[Rows from a dataset]
╔══

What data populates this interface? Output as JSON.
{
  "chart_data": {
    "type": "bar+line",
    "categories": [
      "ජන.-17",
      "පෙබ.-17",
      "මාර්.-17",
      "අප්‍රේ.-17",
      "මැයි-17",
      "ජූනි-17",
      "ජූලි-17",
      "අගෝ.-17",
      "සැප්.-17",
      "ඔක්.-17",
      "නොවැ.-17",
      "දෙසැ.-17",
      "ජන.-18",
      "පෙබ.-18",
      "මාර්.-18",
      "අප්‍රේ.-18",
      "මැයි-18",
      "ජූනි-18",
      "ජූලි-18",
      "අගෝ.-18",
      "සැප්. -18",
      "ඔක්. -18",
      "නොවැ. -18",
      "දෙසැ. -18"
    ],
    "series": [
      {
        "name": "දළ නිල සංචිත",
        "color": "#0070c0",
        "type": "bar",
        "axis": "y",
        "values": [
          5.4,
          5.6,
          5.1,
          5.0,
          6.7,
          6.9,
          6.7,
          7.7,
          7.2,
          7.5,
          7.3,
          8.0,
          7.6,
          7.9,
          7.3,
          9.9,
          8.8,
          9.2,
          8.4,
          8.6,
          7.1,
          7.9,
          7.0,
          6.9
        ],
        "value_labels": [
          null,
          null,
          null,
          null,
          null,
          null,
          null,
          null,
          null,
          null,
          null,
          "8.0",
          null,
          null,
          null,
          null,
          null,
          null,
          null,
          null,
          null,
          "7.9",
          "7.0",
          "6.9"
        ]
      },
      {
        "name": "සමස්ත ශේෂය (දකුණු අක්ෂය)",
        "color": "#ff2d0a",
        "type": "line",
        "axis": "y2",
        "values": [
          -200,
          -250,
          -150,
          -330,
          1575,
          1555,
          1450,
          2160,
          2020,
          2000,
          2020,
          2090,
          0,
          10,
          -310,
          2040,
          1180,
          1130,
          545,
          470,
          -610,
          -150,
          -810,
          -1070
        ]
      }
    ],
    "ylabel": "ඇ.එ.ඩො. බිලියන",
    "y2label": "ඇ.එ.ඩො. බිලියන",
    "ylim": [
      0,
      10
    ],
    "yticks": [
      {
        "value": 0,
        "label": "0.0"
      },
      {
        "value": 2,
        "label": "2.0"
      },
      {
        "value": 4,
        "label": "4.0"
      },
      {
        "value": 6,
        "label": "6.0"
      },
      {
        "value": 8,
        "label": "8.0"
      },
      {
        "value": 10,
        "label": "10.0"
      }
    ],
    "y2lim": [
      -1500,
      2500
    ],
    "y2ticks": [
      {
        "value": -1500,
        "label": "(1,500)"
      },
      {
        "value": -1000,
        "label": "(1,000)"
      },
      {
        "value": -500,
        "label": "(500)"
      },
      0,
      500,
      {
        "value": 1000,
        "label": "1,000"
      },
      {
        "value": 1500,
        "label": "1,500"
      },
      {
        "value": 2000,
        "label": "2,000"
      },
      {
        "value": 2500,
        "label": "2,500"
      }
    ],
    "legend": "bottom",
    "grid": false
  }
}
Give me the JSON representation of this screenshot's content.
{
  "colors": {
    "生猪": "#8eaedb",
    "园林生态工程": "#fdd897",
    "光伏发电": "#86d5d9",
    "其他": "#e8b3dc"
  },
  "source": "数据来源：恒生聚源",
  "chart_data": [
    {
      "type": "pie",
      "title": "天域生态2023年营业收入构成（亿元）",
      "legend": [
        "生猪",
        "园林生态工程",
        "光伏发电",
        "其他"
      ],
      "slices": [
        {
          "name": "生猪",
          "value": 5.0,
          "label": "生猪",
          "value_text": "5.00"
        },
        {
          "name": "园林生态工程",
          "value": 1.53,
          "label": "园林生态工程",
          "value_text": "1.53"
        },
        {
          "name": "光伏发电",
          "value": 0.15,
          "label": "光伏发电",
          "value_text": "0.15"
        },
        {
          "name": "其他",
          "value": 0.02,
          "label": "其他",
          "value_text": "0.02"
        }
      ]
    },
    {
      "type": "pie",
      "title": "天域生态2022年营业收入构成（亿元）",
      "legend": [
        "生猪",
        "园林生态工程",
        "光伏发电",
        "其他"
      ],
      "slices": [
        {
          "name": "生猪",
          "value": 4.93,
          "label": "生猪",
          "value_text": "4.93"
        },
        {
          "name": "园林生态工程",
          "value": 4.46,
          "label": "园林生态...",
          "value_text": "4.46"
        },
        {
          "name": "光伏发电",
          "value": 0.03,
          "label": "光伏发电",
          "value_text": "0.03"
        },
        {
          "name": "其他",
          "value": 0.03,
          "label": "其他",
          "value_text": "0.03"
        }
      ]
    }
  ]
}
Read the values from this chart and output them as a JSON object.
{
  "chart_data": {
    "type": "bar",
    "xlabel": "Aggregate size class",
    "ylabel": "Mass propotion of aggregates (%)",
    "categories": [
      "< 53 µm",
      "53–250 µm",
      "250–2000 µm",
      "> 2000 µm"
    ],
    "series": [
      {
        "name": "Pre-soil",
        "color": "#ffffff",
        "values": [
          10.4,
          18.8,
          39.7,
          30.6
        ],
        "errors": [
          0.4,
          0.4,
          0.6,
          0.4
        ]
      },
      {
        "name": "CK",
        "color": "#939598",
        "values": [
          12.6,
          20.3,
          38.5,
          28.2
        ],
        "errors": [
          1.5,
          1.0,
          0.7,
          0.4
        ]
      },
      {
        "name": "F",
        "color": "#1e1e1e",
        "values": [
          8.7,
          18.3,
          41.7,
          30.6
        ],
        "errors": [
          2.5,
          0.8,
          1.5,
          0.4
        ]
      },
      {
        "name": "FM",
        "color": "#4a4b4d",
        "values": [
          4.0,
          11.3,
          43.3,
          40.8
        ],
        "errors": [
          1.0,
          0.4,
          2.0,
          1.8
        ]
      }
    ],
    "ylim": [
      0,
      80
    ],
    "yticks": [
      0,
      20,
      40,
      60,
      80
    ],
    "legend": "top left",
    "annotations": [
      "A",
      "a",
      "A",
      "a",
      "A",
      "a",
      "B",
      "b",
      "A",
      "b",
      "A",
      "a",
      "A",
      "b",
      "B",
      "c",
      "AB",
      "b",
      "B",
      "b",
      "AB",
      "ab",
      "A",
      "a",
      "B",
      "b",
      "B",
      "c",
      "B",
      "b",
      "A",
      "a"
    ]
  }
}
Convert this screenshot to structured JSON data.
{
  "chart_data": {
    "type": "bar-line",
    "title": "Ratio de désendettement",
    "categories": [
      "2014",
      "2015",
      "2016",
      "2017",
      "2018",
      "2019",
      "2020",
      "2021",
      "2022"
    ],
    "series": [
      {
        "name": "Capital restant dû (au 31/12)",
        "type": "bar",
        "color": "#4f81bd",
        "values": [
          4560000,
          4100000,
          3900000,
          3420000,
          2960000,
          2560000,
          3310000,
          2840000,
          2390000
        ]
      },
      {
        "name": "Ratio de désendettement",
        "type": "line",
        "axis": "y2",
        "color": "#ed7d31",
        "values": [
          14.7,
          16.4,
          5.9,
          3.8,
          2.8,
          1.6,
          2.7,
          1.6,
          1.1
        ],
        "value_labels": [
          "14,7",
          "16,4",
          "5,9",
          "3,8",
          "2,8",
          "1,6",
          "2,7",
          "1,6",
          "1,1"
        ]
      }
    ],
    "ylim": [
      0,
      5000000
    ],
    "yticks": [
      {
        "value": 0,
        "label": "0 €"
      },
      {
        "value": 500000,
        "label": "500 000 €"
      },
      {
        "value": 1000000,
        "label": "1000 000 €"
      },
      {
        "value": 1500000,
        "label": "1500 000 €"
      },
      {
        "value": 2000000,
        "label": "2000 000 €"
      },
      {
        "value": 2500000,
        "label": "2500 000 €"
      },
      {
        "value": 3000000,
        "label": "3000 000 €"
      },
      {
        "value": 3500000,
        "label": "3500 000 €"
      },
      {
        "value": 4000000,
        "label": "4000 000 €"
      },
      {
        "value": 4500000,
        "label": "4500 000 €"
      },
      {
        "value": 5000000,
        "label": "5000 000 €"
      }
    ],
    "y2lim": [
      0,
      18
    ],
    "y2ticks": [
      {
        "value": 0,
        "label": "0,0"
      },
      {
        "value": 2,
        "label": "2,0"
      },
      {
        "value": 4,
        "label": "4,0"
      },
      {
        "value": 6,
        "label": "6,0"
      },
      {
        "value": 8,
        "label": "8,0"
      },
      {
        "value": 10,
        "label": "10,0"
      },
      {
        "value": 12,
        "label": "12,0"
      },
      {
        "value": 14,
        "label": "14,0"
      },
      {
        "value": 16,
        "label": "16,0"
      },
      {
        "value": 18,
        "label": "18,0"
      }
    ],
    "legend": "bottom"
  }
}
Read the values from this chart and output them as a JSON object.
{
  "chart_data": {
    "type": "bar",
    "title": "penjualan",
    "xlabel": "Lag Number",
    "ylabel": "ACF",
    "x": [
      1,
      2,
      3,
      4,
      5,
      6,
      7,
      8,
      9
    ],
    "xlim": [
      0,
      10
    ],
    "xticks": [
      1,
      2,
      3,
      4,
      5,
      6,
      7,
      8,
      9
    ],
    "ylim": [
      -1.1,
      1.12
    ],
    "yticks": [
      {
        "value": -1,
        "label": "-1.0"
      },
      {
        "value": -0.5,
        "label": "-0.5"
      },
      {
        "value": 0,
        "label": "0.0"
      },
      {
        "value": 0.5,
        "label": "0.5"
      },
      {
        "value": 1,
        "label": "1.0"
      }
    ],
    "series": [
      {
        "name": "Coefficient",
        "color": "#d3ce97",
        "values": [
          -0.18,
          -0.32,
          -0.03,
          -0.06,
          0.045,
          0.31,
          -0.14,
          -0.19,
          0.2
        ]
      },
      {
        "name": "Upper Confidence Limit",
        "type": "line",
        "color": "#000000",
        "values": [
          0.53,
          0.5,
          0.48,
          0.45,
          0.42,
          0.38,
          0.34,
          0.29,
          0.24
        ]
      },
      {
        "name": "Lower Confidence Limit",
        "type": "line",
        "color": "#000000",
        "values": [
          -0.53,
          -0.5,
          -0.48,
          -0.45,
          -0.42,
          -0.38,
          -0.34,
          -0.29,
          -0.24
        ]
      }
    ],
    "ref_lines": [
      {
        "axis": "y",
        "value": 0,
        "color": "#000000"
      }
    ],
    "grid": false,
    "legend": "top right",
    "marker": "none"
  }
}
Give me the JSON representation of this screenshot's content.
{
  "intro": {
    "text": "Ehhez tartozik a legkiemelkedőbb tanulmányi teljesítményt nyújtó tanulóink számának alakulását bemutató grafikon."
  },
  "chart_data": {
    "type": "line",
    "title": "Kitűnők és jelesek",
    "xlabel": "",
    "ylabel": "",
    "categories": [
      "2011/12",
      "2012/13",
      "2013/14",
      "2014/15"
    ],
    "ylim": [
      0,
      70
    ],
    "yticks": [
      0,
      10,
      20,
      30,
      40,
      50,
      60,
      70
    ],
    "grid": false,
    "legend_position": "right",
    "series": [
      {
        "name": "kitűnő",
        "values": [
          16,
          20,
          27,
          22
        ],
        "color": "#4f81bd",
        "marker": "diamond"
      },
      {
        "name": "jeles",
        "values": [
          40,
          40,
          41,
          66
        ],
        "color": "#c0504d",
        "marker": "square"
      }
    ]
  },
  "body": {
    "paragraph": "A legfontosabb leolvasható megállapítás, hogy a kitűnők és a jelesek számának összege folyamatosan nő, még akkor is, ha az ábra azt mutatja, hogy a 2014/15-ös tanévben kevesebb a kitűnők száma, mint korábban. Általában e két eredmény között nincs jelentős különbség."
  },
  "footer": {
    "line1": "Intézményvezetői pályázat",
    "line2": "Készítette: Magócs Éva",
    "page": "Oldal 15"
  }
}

╚══

- **What is being asked**
Count how many lines in the data above hold the string "marker", and give the number with no other words.

- **Solution to this task**
3